Copy out all the lines where "Japanese" shows up.

-- Records for the task start --

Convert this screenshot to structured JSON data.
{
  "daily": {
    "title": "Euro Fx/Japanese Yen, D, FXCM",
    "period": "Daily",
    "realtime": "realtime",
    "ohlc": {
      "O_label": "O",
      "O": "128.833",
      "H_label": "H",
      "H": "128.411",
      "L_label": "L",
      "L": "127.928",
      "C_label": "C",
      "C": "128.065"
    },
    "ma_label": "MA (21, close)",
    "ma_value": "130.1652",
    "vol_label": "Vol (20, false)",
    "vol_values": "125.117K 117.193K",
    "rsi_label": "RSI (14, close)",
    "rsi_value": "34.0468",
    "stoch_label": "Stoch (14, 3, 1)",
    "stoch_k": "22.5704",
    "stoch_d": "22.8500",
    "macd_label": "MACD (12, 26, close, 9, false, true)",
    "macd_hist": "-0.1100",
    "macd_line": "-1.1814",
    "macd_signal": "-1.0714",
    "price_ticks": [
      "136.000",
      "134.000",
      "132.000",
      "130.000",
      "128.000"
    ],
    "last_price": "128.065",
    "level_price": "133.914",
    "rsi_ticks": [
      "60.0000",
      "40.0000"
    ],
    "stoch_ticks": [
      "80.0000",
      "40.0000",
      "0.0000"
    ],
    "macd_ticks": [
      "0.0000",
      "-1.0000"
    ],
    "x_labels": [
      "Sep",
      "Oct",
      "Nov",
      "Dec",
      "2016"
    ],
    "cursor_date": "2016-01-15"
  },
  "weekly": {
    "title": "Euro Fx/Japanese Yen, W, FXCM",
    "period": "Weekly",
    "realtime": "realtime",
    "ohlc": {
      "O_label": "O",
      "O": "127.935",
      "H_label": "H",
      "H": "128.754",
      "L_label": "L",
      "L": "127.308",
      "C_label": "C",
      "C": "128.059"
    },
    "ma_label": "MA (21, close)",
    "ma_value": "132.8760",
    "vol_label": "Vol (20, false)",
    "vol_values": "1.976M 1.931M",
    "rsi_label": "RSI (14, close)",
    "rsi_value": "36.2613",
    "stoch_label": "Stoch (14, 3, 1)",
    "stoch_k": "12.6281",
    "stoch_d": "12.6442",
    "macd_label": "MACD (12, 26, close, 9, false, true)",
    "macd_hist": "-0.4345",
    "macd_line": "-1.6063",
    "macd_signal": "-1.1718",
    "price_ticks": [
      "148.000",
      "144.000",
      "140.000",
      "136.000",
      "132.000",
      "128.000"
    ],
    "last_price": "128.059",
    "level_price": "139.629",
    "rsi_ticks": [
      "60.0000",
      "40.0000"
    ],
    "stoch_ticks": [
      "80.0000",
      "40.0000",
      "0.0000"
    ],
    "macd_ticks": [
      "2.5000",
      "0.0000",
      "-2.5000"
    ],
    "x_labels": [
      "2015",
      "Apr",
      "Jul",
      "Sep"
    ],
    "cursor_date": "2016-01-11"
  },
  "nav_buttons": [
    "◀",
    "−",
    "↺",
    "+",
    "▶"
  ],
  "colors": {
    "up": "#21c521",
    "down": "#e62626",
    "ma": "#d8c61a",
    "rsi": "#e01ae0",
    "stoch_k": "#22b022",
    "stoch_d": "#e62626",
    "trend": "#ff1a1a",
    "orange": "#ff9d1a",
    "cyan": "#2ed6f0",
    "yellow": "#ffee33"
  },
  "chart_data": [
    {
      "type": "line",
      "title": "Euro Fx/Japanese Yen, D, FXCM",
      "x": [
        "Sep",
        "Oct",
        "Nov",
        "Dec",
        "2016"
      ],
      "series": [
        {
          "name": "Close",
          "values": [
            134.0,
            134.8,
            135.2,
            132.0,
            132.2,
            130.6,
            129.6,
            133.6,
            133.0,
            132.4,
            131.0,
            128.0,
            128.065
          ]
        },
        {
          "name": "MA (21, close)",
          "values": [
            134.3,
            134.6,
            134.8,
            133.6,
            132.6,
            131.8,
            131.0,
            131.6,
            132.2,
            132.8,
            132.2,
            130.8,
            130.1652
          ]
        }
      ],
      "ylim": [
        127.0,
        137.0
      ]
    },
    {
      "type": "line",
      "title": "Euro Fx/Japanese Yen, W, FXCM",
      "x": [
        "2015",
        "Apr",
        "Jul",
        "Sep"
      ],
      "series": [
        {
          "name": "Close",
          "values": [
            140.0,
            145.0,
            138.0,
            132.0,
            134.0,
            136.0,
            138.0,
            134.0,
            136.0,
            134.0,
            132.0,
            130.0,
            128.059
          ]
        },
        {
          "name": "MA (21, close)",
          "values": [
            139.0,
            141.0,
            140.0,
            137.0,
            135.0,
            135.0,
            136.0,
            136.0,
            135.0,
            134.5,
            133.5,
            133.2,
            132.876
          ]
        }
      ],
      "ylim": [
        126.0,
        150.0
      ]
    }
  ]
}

-- Records for the task end --

• _Completed exercise_:
    "title": "Euro Fx/Japanese Yen, D, FXCM",
    "title": "Euro Fx/Japanese Yen, W, FXCM",
      "title": "Euro Fx/Japanese Yen, D, FXCM",
      "title": "Euro Fx/Japanese Yen, W, FXCM",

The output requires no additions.